VOTRE TRAVAIL:
1. Répondez à ces questions sur l'article consacré à la pénurie de masques :
(a) À quelle date le gouvernement a-t-il réquisitionné par décret la production des usines françaises ?
(b) À partir de quelle année la France s'en est-elle remise aux usines chinoises ?
(c) Sur combien de masques portait la commande passée en 2009 par Roselyne Bachelot ?
2. Recopiez, dans l'article sur la pénurie de masques, le passage allant de « Entre le 30 » jusqu'à « d’Agnès Buzyn ? ».

TEXTE DU DOCUMENT:
○ ○ ○ ○
Le personnel soignant manque de masques. Dans des proportions dramatiques. C’est la vie des professions de santé, à l’hôpital et en ville, qui est en jeu. Et, par voie de conséquence, leur capacité à nous soigner.
Cette pénurie a été évoquée jeudi, lors des questions au gouvernement. Édouard Philippe a rappelé que le gouvernement avait réquisitionné, par décret, le 3 mars l’ensemble de la production des usines françaises.
Comment ne pas être interloqué par cette date du 3 mars?
En effet, mardi dernier, un article d’Ariane Chemin, dans le Monde, rapportait ces propos d’Agnès Buzyn, l’ex ministre de la Santé.
« Je pense que j’ai vu la première ce qui se passait en Chine : le 20 décembre, un blog anglophone détaillait des pneumopathies étranges. J’ai alerté le directeur général de la santé. Le 11 janvier, j’ai envoyé un message au président sur la situation. Le 30 janvier, j’ai averti Édouard Philippe que les élections ne pourraient sans doute pas se tenir. »
Entre le 30 janvier et le 3 mars, 34 jours se sont écoulés. 34 jours qui auraient permis de produire des masques en quantité.
Pourquoi cela n’a-t-il pas été le cas ? Édouard Philippe aurait-il sous-estimé l’avertissement d’Agnès Buzyn ?
Interrogé sur France 2, mardi 17 mars, le premier Ministre s’en est défendu. Alors même que la communauté scientifique était partagée, le gouvernement aurait privilégié les hypothèses les plus pessimistes sur la pandémie.
Sans cependant s’inquiéter de la quantité de masques disponibles ! Ce qui aurait dû être son premier réflexe. Dans une guerre, pour reprendre la formule d’Emmanuel Macron, n’importe quel général passe en revue ses forces avant d’engager le premier mouvement. Là, non !
C’est la première faute.
La deuxième, car il y en a une deuxième, est imputable à l’exécutif actuel, mais aussi aux gouvernements successifs de François Hollande.
C’est Olivier Véran, l’actuel ministre de la Santé, qui a dévoilé le pot aux roses lors des questions au gouvernement, ce jeudi.
Si la France ne dispose pas de stocks suffisants, c’est parce qu’à partir de 2013, on s’en est remis aux usines chinoises. Celles-ci étaient capables de produire des masques dans des délais extrêmement courts.
Mirage de la mondialisation. Personne n’avait envisagé que ces entreprises ne puissent plus répondre à la demande, parce qu’une crise sanitaire sans précédent les frappait. C’est ce qui s’est produit ces derniers mois. L’ensemble de la production chinoise a été absorbé par les besoins locaux.
Il faut ici rendre hommage à Roselyne Bachelot, ministre de la Santé de Jacques Chirac. C’est elle qui avait commandé en 2009 les masques qui ont constitué le stock stratégique de la France jusqu’en 2013.
Il s’agissait à l’époque de faire face à la menace de la grippe H1N1. Une commande qui portait sur 1,7 milliard de masques pour un prix de 350 millions d’euros.
○ ○ ○ ○
DONNÉES ENREGISTRÉES:

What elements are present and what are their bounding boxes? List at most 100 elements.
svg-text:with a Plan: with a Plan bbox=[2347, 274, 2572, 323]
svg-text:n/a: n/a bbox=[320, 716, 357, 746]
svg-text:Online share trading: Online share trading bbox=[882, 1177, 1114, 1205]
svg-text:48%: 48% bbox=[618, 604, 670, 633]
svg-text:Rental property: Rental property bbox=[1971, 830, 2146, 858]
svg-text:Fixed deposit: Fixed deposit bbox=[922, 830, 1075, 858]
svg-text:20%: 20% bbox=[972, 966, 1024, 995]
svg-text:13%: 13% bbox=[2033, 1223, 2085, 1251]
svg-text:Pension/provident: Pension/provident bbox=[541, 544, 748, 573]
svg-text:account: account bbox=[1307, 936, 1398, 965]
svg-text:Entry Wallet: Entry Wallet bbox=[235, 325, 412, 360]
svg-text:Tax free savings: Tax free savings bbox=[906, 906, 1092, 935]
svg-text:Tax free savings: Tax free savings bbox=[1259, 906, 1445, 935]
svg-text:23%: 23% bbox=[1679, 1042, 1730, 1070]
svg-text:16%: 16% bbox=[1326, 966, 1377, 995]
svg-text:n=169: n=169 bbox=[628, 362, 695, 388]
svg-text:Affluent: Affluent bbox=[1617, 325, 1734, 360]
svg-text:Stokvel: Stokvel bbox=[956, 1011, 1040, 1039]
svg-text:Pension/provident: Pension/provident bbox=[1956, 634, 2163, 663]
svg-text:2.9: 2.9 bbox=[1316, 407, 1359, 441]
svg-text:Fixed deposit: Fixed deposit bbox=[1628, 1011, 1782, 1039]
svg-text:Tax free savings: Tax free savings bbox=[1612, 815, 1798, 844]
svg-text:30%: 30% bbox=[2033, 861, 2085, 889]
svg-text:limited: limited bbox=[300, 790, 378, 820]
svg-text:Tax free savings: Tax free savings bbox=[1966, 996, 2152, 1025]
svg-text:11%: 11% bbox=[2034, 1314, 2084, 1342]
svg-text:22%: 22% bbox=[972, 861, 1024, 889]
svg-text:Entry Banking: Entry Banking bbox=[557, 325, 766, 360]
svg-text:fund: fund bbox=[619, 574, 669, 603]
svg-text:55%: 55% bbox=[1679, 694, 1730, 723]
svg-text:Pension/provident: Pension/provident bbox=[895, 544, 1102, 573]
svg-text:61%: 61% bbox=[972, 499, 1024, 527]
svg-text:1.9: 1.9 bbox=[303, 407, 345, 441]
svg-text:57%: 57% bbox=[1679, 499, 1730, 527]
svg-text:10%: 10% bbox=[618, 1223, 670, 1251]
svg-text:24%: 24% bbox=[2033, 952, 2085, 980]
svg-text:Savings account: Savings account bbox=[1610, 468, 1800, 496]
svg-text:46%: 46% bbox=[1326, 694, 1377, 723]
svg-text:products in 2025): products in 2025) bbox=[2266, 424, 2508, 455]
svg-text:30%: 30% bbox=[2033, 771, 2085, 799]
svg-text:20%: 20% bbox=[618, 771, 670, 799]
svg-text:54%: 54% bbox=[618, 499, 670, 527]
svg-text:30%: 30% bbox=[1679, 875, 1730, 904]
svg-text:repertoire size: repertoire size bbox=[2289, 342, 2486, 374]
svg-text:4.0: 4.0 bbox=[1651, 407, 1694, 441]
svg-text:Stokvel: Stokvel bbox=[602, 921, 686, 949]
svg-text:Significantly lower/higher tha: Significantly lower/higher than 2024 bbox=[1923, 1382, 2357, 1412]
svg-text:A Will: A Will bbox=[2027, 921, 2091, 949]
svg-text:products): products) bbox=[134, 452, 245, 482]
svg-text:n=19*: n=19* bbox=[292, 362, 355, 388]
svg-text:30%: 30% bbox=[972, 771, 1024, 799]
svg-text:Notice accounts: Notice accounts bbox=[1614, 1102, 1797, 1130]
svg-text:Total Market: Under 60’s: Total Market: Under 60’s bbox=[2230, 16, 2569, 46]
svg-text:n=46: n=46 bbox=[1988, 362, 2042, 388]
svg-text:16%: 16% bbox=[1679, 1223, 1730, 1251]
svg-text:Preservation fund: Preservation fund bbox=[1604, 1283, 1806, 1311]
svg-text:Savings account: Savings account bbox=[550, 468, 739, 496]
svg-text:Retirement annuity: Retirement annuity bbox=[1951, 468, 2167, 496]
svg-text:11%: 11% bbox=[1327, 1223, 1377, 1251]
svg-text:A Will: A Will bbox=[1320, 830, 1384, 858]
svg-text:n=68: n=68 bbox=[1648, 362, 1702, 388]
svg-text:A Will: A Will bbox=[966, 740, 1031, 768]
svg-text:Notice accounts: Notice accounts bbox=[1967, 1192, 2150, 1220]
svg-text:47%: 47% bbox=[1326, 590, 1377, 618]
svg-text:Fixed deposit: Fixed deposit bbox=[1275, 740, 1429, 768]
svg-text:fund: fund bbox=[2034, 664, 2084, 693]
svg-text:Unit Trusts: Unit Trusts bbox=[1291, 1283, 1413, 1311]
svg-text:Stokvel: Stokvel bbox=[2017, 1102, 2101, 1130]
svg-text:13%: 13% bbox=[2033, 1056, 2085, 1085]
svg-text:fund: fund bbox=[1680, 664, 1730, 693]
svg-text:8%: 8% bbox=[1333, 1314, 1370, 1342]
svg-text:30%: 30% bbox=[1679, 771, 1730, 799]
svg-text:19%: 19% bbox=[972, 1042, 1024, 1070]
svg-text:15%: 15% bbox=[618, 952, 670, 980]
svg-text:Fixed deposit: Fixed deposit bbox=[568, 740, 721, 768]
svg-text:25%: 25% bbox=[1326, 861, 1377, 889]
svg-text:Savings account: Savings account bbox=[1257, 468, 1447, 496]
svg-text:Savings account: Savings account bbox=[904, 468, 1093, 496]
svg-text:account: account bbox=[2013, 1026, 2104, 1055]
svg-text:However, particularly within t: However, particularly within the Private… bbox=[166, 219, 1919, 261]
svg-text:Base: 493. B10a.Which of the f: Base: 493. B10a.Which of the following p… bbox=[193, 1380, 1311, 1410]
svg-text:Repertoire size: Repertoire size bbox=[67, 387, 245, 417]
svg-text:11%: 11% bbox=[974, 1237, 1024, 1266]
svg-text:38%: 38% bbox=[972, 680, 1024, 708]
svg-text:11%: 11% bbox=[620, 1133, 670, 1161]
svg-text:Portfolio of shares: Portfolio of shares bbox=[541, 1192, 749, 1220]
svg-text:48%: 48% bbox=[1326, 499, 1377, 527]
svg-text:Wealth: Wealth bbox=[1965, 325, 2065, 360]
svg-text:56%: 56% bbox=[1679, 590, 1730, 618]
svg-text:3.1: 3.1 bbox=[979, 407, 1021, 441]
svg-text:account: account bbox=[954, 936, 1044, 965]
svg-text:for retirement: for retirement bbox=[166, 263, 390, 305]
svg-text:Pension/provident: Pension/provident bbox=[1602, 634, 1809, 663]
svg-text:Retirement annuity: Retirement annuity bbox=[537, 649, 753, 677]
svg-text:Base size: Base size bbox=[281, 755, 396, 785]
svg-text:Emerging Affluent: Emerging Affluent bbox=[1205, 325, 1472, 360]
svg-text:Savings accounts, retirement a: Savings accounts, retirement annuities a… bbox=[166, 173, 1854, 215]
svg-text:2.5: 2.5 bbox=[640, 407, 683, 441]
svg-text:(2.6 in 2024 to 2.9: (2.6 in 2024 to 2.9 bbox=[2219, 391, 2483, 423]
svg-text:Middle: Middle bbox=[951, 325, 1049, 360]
○ ○ ○ ○
CORRIGÉ DES EXERCICES:
1.
(a) Le 3 mars.
(b) À partir de 2013.
(c) Sur 1,7 milliard de masques.

2.
Entre le 30 janvier et le 3 mars, 34 jours se sont écoulés. 34 jours qui auraient permis de produire des masques en quantité.
Pourquoi cela n’a-t-il pas été le cas ? Édouard Philippe aurait-il sous-estimé l’avertissement d’Agnès Buzyn ?